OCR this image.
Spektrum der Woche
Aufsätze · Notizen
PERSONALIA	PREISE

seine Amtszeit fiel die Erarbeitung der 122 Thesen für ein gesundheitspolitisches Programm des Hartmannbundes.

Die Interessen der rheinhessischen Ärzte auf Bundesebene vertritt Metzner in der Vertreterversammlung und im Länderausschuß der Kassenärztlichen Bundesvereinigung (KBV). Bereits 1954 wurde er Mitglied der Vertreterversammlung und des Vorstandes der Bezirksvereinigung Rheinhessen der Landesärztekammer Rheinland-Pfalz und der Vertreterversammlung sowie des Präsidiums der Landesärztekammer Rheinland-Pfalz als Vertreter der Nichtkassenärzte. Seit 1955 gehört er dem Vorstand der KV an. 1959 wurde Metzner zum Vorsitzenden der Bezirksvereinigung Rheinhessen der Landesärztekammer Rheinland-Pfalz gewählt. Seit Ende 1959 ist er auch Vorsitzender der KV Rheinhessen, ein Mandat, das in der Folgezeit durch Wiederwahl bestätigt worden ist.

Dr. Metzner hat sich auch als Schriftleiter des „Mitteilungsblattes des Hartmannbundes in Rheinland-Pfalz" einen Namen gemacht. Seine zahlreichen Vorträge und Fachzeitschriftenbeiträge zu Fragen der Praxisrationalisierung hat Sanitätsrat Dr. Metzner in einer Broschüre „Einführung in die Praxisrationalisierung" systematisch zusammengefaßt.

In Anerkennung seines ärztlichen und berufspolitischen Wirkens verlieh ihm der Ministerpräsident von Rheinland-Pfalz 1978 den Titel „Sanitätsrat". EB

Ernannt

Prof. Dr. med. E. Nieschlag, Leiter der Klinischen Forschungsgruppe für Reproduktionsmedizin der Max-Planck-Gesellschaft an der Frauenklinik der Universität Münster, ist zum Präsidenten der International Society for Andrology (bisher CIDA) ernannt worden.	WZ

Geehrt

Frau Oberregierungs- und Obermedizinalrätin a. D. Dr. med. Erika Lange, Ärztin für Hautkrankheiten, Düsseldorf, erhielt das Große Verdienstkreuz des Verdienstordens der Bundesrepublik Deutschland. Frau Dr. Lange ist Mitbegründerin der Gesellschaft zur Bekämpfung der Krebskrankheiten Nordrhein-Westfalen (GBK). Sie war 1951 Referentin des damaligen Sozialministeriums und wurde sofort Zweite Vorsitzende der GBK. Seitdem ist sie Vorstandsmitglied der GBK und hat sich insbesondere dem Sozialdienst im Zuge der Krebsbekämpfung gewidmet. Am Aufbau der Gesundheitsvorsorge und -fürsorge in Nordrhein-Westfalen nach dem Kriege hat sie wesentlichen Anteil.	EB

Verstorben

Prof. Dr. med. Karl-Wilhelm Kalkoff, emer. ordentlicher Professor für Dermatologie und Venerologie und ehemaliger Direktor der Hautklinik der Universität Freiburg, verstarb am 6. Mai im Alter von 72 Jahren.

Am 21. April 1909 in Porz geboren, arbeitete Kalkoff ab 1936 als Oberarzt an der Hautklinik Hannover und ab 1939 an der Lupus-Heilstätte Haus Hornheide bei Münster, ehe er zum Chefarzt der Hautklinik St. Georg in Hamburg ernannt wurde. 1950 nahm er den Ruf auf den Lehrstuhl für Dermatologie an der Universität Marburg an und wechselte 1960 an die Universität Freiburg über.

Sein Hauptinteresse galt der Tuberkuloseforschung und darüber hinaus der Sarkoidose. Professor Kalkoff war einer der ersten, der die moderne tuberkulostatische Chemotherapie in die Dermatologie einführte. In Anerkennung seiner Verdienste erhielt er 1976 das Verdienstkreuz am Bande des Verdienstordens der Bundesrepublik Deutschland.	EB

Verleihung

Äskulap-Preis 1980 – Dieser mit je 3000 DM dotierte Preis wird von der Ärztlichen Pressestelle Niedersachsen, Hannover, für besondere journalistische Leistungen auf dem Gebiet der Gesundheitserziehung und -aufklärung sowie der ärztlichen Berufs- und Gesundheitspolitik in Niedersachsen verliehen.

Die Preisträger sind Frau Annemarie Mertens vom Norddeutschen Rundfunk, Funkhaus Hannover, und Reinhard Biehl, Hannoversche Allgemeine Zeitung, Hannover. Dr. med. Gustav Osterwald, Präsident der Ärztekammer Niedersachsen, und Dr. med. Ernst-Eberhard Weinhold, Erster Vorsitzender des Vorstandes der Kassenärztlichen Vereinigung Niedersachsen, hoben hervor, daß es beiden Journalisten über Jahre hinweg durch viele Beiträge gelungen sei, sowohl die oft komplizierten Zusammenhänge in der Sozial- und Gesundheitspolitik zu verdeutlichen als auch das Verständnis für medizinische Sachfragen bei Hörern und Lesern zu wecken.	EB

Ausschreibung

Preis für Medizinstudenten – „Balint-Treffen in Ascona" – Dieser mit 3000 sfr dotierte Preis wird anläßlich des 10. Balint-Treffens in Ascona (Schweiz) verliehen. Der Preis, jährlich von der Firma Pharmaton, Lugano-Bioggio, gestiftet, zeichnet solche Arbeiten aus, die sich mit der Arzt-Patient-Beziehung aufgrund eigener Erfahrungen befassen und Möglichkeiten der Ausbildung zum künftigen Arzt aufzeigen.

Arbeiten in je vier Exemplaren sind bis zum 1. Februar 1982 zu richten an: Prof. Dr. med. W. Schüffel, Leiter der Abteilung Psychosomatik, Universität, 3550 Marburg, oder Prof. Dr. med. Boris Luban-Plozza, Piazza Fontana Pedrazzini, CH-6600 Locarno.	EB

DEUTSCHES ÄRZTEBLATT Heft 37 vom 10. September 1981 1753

GIVEN PROBLEM: Would you restate each of the entries word for word?

THE OUTPUT:
OCR this image.
Spektrum der Woche
Aufsätze · Notizen
PERSONALIA	PREISE

seine Amtszeit fiel die Erarbeitung der 122 Thesen für ein gesundheitspolitisches Programm des Hartmannbundes.

Die Interessen der rheinhessischen Ärzte auf Bundesebene vertritt Metzner in der Vertreterversammlung und im Länderausschuß der Kassenärztlichen Bundesvereinigung (KBV). Bereits 1954 wurde er Mitglied der Vertreterversammlung und des Vorstandes der Bezirksvereinigung Rheinhessen der Landesärztekammer Rheinland-Pfalz und der Vertreterversammlung sowie des Präsidiums der Landesärztekammer Rheinland-Pfalz als Vertreter der Nichtkassenärzte. Seit 1955 gehört er dem Vorstand der KV an. 1959 wurde Metzner zum Vorsitzenden der Bezirksvereinigung Rheinhessen der Landesärztekammer Rheinland-Pfalz gewählt. Seit Ende 1959 ist er auch Vorsitzender der KV Rheinhessen, ein Mandat, das in der Folgezeit durch Wiederwahl bestätigt worden ist.

Dr. Metzner hat sich auch als Schriftleiter des „Mitteilungsblattes des Hartmannbundes in Rheinland-Pfalz" einen Namen gemacht. Seine zahlreichen Vorträge und Fachzeitschriftenbeiträge zu Fragen der Praxisrationalisierung hat Sanitätsrat Dr. Metzner in einer Broschüre „Einführung in die Praxisrationalisierung" systematisch zusammengefaßt.

In Anerkennung seines ärztlichen und berufspolitischen Wirkens verlieh ihm der Ministerpräsident von Rheinland-Pfalz 1978 den Titel „Sanitätsrat". EB

Ernannt

Prof. Dr. med. E. Nieschlag, Leiter der Klinischen Forschungsgruppe für Reproduktionsmedizin der Max-Planck-Gesellschaft an der Frauenklinik der Universität Münster, ist zum Präsidenten der International Society for Andrology (bisher CIDA) ernannt worden.	WZ

Geehrt

Frau Oberregierungs- und Obermedizinalrätin a. D. Dr. med. Erika Lange, Ärztin für Hautkrankheiten, Düsseldorf, erhielt das Große Verdienstkreuz des Verdienstordens der Bundesrepublik Deutschland. Frau Dr. Lange ist Mitbegründerin der Gesellschaft zur Bekämpfung der Krebskrankheiten Nordrhein-Westfalen (GBK). Sie war 1951 Referentin des damaligen Sozialministeriums und wurde sofort Zweite Vorsitzende der GBK. Seitdem ist sie Vorstandsmitglied der GBK und hat sich insbesondere dem Sozialdienst im Zuge der Krebsbekämpfung gewidmet. Am Aufbau der Gesundheitsvorsorge und -fürsorge in Nordrhein-Westfalen nach dem Kriege hat sie wesentlichen Anteil.	EB

Verstorben

Prof. Dr. med. Karl-Wilhelm Kalkoff, emer. ordentlicher Professor für Dermatologie und Venerologie und ehemaliger Direktor der Hautklinik der Universität Freiburg, verstarb am 6. Mai im Alter von 72 Jahren.

Am 21. April 1909 in Porz geboren, arbeitete Kalkoff ab 1936 als Oberarzt an der Hautklinik Hannover und ab 1939 an der Lupus-Heilstätte Haus Hornheide bei Münster, ehe er zum Chefarzt der Hautklinik St. Georg in Hamburg ernannt wurde. 1950 nahm er den Ruf auf den Lehrstuhl für Dermatologie an der Universität Marburg an und wechselte 1960 an die Universität Freiburg über.

Sein Hauptinteresse galt der Tuberkuloseforschung und darüber hinaus der Sarkoidose. Professor Kalkoff war einer der ersten, der die moderne tuberkulostatische Chemotherapie in die Dermatologie einführte. In Anerkennung seiner Verdienste erhielt er 1976 das Verdienstkreuz am Bande des Verdienstordens der Bundesrepublik Deutschland.	EB

Verleihung

Äskulap-Preis 1980 – Dieser mit je 3000 DM dotierte Preis wird von der Ärztlichen Pressestelle Niedersachsen, Hannover, für besondere journalistische Leistungen auf dem Gebiet der Gesundheitserziehung und -aufklärung sowie der ärztlichen Berufs- und Gesundheitspolitik in Niedersachsen verliehen.

Die Preisträger sind Frau Annemarie Mertens vom Norddeutschen Rundfunk, Funkhaus Hannover, und Reinhard Biehl, Hannoversche Allgemeine Zeitung, Hannover. Dr. med. Gustav Osterwald, Präsident der Ärztekammer Niedersachsen, und Dr. med. Ernst-Eberhard Weinhold, Erster Vorsitzender des Vorstandes der Kassenärztlichen Vereinigung Niedersachsen, hoben hervor, daß es beiden Journalisten über Jahre hinweg durch viele Beiträge gelungen sei, sowohl die oft komplizierten Zusammenhänge in der Sozial- und Gesundheitspolitik zu verdeutlichen als auch das Verständnis für medizinische Sachfragen bei Hörern und Lesern zu wecken.	EB

Ausschreibung

Preis für Medizinstudenten – „Balint-Treffen in Ascona" – Dieser mit 3000 sfr dotierte Preis wird anläßlich des 10. Balint-Treffens in Ascona (Schweiz) verliehen. Der Preis, jährlich von der Firma Pharmaton, Lugano-Bioggio, gestiftet, zeichnet solche Arbeiten aus, die sich mit der Arzt-Patient-Beziehung aufgrund eigener Erfahrungen befassen und Möglichkeiten der Ausbildung zum künftigen Arzt aufzeigen.

Arbeiten in je vier Exemplaren sind bis zum 1. Februar 1982 zu richten an: Prof. Dr. med. W. Schüffel, Leiter der Abteilung Psychosomatik, Universität, 3550 Marburg, oder Prof. Dr. med. Boris Luban-Plozza, Piazza Fontana Pedrazzini, CH-6600 Locarno.	EB

DEUTSCHES ÄRZTEBLATT Heft 37 vom 10. September 1981 1753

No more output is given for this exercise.